◆ **Requirement**
Report every line from the material that contains the word "text".

◆ **Data for this exercise**
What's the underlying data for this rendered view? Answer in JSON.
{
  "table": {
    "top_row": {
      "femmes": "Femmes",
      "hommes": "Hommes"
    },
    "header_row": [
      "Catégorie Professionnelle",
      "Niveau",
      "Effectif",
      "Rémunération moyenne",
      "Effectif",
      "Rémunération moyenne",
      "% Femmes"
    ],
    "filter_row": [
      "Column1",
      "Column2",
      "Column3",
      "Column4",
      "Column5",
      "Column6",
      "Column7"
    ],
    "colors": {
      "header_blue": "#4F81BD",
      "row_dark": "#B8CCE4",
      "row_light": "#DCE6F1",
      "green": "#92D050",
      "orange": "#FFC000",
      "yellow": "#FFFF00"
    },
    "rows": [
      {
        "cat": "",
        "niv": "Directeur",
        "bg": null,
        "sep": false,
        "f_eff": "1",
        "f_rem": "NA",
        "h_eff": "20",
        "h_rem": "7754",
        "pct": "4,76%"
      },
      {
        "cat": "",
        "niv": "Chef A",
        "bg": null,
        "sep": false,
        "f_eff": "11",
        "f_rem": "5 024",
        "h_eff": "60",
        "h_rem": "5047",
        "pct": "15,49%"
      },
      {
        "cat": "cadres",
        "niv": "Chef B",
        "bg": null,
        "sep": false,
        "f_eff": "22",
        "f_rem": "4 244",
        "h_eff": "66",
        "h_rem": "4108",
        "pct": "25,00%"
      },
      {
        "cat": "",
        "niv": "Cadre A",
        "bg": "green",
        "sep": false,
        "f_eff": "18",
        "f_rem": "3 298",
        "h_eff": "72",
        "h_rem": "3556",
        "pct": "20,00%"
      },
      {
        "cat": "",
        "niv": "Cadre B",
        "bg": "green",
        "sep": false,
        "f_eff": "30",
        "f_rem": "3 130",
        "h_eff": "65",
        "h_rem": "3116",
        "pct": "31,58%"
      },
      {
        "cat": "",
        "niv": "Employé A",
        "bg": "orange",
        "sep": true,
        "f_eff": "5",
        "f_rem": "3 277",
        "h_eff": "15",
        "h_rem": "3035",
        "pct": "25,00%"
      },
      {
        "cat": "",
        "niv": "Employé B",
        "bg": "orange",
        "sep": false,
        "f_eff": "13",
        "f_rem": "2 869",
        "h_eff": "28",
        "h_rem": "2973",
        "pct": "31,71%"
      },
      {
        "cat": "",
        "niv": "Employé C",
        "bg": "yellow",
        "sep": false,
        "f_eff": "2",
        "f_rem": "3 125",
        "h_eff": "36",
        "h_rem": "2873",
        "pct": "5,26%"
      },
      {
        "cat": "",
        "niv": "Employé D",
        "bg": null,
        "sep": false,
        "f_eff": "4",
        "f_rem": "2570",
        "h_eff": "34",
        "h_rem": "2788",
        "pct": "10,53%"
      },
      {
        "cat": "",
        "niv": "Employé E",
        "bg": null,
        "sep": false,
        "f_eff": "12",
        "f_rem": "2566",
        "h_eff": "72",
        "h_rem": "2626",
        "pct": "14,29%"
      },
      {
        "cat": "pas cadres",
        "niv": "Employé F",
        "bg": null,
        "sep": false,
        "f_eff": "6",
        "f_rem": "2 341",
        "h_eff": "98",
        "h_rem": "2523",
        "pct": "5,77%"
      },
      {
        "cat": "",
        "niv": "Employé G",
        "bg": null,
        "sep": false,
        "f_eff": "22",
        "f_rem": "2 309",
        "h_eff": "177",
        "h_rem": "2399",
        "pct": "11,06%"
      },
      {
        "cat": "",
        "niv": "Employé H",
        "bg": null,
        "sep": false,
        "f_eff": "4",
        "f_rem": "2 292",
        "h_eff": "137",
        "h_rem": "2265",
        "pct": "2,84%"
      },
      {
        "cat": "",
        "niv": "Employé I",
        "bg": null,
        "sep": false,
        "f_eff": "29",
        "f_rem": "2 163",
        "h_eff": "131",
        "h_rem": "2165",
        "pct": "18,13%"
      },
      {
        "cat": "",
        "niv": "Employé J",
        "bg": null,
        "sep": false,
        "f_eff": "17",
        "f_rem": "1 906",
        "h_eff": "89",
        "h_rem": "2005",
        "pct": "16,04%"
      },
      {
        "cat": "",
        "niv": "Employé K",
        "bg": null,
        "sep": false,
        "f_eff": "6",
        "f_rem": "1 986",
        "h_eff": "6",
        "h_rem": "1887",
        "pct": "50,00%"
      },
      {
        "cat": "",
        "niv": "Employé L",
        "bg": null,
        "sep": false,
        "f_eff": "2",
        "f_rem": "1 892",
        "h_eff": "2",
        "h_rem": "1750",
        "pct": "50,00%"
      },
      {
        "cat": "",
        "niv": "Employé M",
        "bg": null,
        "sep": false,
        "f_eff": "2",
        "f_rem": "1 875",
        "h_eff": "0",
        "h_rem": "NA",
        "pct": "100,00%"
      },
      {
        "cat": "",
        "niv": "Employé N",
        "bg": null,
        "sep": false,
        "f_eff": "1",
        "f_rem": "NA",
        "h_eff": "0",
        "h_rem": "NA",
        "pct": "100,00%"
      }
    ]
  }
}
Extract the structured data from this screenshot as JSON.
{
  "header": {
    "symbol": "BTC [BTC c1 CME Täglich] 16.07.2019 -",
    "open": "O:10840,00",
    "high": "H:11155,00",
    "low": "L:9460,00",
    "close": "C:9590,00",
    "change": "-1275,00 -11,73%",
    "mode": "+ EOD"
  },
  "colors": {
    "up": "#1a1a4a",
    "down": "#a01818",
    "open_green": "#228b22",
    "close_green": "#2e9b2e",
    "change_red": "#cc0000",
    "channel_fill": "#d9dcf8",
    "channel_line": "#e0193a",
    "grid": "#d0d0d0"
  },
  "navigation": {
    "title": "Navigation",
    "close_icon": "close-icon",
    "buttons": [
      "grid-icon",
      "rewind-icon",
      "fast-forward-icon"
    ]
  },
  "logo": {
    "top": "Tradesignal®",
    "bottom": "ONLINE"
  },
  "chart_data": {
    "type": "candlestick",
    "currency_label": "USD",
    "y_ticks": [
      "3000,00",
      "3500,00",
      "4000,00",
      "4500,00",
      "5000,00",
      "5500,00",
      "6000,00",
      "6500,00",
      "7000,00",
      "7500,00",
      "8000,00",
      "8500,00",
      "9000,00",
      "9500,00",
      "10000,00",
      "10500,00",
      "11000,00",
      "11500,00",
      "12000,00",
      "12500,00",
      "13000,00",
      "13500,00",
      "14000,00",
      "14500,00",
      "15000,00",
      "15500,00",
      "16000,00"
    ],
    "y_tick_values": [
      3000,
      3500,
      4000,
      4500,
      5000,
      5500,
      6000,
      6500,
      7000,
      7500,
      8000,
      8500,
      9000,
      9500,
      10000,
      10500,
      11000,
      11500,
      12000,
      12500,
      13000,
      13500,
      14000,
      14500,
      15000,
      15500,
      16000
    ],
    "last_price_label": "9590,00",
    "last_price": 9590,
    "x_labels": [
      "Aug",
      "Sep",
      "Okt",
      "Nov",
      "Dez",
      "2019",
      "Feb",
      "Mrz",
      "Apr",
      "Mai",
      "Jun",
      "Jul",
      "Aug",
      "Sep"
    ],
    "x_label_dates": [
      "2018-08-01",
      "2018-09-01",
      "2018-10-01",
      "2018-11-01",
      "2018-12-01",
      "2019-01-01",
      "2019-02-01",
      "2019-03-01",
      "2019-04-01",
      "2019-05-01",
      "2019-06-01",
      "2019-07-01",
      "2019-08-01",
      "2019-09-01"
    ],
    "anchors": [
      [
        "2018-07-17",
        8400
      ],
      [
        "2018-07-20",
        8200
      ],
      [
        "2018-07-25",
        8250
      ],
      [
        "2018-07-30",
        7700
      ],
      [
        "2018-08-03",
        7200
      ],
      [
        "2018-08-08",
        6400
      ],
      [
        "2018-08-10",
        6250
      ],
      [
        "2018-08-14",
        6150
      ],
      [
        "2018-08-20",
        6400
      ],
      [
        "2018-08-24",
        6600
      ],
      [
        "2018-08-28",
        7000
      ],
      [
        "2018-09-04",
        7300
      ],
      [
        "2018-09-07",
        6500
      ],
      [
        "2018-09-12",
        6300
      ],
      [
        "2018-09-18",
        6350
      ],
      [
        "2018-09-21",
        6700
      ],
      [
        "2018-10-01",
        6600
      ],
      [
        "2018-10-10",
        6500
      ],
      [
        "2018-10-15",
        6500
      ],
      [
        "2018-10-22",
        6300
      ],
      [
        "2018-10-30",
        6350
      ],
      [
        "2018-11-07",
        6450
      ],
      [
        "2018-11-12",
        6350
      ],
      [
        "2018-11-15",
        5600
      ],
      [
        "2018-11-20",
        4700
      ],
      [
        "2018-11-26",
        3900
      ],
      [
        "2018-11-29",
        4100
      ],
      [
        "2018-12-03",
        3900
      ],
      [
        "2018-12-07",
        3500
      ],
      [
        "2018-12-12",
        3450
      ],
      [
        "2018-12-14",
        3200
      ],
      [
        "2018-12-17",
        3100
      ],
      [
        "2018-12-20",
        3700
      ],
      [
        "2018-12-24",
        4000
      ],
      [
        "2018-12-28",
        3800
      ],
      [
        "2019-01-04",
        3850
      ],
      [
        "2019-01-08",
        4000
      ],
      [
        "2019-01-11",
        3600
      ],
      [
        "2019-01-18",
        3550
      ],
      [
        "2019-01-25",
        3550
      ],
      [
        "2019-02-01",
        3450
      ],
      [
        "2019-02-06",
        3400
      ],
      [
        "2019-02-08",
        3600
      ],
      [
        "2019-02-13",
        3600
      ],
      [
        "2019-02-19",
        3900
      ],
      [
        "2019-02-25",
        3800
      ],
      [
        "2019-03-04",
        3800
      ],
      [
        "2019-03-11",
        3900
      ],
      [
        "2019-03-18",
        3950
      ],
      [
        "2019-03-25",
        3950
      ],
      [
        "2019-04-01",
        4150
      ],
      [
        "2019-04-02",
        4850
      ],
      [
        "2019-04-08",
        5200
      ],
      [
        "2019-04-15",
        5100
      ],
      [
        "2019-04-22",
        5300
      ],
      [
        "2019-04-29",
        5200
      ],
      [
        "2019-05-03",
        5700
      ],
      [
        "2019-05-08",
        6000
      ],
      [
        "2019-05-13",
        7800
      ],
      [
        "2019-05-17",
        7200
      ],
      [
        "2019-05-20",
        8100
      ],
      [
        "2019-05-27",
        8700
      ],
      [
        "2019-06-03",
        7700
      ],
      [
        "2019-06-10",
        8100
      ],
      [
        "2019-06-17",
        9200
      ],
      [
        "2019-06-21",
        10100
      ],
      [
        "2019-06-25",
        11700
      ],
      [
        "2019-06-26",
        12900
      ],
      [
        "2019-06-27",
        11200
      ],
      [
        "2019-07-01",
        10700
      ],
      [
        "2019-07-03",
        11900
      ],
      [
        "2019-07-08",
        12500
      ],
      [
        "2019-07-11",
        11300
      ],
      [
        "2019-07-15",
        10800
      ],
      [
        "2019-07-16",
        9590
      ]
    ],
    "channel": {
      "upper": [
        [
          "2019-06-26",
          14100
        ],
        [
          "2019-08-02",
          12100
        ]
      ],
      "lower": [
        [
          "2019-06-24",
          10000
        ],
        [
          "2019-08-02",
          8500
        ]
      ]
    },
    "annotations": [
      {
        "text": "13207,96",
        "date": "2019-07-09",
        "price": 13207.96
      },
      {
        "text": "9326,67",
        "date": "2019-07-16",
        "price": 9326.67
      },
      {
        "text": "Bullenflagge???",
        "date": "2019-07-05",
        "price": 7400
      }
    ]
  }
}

◆ **Reply to the task**
        "text": "13207,96",
        "text": "9326,67",
        "text": "Bullenflagge???",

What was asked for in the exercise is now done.